What you will do = Copy out lines with the word "text" from the material that follows.

━━ Data excerpts

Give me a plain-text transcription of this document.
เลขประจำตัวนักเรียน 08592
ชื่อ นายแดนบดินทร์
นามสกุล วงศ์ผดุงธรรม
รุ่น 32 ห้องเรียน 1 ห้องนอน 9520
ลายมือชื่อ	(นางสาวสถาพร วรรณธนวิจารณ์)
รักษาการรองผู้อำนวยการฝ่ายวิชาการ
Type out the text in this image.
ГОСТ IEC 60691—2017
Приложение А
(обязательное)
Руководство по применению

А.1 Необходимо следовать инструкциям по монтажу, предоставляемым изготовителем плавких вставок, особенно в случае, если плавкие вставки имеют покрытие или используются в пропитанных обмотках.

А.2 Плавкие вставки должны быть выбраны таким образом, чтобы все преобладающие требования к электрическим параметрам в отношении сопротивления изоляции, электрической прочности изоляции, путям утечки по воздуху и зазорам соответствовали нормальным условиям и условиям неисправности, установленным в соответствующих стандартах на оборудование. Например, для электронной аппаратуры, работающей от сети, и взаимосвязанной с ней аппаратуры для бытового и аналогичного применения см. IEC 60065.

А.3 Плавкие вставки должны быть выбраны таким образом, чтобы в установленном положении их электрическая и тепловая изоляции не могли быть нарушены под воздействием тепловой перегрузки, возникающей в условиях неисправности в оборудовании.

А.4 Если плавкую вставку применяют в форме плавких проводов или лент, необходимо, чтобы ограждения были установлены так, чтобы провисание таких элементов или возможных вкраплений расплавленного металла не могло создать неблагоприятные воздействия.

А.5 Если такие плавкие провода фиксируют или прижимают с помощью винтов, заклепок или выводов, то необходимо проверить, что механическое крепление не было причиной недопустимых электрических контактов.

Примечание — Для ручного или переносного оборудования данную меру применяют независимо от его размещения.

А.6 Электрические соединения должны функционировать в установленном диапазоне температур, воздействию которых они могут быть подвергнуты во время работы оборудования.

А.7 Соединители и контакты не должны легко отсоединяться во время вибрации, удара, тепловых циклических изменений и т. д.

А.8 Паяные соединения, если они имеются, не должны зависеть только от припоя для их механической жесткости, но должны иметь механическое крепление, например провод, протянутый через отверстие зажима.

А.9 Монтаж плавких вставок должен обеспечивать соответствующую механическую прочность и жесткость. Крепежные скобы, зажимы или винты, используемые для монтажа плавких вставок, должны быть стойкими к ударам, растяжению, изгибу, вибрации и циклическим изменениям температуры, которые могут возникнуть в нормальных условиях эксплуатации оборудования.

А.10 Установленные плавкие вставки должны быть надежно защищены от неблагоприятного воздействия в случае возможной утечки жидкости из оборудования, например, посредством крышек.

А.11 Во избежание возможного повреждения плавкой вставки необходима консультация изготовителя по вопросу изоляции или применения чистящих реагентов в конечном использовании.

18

━━━━

Complete answer =
Give me a plain-text transcription of this document.
Type out the text in this image.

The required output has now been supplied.